Records:
=======

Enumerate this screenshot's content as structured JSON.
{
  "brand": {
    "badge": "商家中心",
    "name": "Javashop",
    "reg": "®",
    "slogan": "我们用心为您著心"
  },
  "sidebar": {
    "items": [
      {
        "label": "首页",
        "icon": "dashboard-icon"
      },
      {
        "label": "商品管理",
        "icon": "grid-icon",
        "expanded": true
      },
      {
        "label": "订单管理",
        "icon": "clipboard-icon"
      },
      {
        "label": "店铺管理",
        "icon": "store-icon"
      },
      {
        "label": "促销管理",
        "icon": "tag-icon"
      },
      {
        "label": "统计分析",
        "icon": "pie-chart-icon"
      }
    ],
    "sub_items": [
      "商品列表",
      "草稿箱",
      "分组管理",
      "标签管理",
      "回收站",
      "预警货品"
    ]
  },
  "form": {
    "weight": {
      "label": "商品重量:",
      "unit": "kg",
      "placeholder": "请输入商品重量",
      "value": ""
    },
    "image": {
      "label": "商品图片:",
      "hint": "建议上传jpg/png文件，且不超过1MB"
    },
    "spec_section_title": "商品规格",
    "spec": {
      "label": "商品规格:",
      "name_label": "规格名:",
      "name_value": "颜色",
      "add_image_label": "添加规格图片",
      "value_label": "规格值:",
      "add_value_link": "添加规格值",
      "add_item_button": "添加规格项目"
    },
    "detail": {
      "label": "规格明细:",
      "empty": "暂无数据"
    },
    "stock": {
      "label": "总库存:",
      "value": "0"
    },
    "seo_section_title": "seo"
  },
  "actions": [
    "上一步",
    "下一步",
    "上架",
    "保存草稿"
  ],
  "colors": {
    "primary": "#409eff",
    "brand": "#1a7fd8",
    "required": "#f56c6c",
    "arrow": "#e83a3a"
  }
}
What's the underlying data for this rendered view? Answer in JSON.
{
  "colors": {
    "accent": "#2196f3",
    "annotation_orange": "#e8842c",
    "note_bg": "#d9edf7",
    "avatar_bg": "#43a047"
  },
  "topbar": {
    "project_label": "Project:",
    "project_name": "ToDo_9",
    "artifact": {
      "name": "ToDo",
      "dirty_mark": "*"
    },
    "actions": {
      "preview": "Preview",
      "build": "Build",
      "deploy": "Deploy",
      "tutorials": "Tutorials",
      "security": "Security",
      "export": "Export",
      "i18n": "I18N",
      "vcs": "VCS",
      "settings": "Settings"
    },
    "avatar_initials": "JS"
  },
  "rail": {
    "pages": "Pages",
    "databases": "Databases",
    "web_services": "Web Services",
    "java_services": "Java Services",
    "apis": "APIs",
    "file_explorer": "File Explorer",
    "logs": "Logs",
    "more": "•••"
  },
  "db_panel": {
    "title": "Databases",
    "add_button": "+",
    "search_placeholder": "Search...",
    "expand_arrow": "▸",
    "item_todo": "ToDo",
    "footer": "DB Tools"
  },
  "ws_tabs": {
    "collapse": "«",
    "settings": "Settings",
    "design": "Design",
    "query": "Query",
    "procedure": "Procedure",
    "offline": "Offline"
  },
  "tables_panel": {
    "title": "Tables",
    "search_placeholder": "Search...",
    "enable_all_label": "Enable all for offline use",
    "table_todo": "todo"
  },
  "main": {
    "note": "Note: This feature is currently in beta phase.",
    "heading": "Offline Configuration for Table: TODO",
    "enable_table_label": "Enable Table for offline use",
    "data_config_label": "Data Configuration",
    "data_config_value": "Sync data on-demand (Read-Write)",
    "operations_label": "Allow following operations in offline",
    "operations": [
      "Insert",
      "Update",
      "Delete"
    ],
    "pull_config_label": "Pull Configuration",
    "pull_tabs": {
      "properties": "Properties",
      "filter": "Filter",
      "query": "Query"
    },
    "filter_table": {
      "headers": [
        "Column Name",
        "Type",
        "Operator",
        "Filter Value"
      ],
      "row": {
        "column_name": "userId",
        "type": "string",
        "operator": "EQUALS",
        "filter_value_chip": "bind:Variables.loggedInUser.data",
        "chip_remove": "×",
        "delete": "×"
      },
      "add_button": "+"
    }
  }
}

=======

**Task to carry out:** Repeat each record exactly. Omit nothing.

**Written solution:**
Enumerate this screenshot's content as structured JSON.
{
  "brand": {
    "badge": "商家中心",
    "name": "Javashop",
    "reg": "®",
    "slogan": "我们用心为您著心"
  },
  "sidebar": {
    "items": [
      {
        "label": "首页",
        "icon": "dashboard-icon"
      },
      {
        "label": "商品管理",
        "icon": "grid-icon",
        "expanded": true
      },
      {
        "label": "订单管理",
        "icon": "clipboard-icon"
      },
      {
        "label": "店铺管理",
        "icon": "store-icon"
      },
      {
        "label": "促销管理",
        "icon": "tag-icon"
      },
      {
        "label": "统计分析",
        "icon": "pie-chart-icon"
      }
    ],
    "sub_items": [
      "商品列表",
      "草稿箱",
      "分组管理",
      "标签管理",
      "回收站",
      "预警货品"
    ]
  },
  "form": {
    "weight": {
      "label": "商品重量:",
      "unit": "kg",
      "placeholder": "请输入商品重量",
      "value": ""
    },
    "image": {
      "label": "商品图片:",
      "hint": "建议上传jpg/png文件，且不超过1MB"
    },
    "spec_section_title": "商品规格",
    "spec": {
      "label": "商品规格:",
      "name_label": "规格名:",
      "name_value": "颜色",
      "add_image_label": "添加规格图片",
      "value_label": "规格值:",
      "add_value_link": "添加规格值",
      "add_item_button": "添加规格项目"
    },
    "detail": {
      "label": "规格明细:",
      "empty": "暂无数据"
    },
    "stock": {
      "label": "总库存:",
      "value": "0"
    },
    "seo_section_title": "seo"
  },
  "actions": [
    "上一步",
    "下一步",
    "上架",
    "保存草稿"
  ],
  "colors": {
    "primary": "#409eff",
    "brand": "#1a7fd8",
    "required": "#f56c6c",
    "arrow": "#e83a3a"
  }
}
What's the underlying data for this rendered view? Answer in JSON.
{
  "colors": {
    "accent": "#2196f3",
    "annotation_orange": "#e8842c",
    "note_bg": "#d9edf7",
    "avatar_bg": "#43a047"
  },
  "topbar": {
    "project_label": "Project:",
    "project_name": "ToDo_9",
    "artifact": {
      "name": "ToDo",
      "dirty_mark": "*"
    },
    "actions": {
      "preview": "Preview",
      "build": "Build",
      "deploy": "Deploy",
      "tutorials": "Tutorials",
      "security": "Security",
      "export": "Export",
      "i18n": "I18N",
      "vcs": "VCS",
      "settings": "Settings"
    },
    "avatar_initials": "JS"
  },
  "rail": {
    "pages": "Pages",
    "databases": "Databases",
    "web_services": "Web Services",
    "java_services": "Java Services",
    "apis": "APIs",
    "file_explorer": "File Explorer",
    "logs": "Logs",
    "more": "•••"
  },
  "db_panel": {
    "title": "Databases",
    "add_button": "+",
    "search_placeholder": "Search...",
    "expand_arrow": "▸",
    "item_todo": "ToDo",
    "footer": "DB Tools"
  },
  "ws_tabs": {
    "collapse": "«",
    "settings": "Settings",
    "design": "Design",
    "query": "Query",
    "procedure": "Procedure",
    "offline": "Offline"
  },
  "tables_panel": {
    "title": "Tables",
    "search_placeholder": "Search...",
    "enable_all_label": "Enable all for offline use",
    "table_todo": "todo"
  },
  "main": {
    "note": "Note: This feature is currently in beta phase.",
    "heading": "Offline Configuration for Table: TODO",
    "enable_table_label": "Enable Table for offline use",
    "data_config_label": "Data Configuration",
    "data_config_value": "Sync data on-demand (Read-Write)",
    "operations_label": "Allow following operations in offline",
    "operations": [
      "Insert",
      "Update",
      "Delete"
    ],
    "pull_config_label": "Pull Configuration",
    "pull_tabs": {
      "properties": "Properties",
      "filter": "Filter",
      "query": "Query"
    },
    "filter_table": {
      "headers": [
        "Column Name",
        "Type",
        "Operator",
        "Filter Value"
      ],
      "row": {
        "column_name": "userId",
        "type": "string",
        "operator": "EQUALS",
        "filter_value_chip": "bind:Variables.loggedInUser.data",
        "chip_remove": "×",
        "delete": "×"
      },
      "add_button": "+"
    }
  }
}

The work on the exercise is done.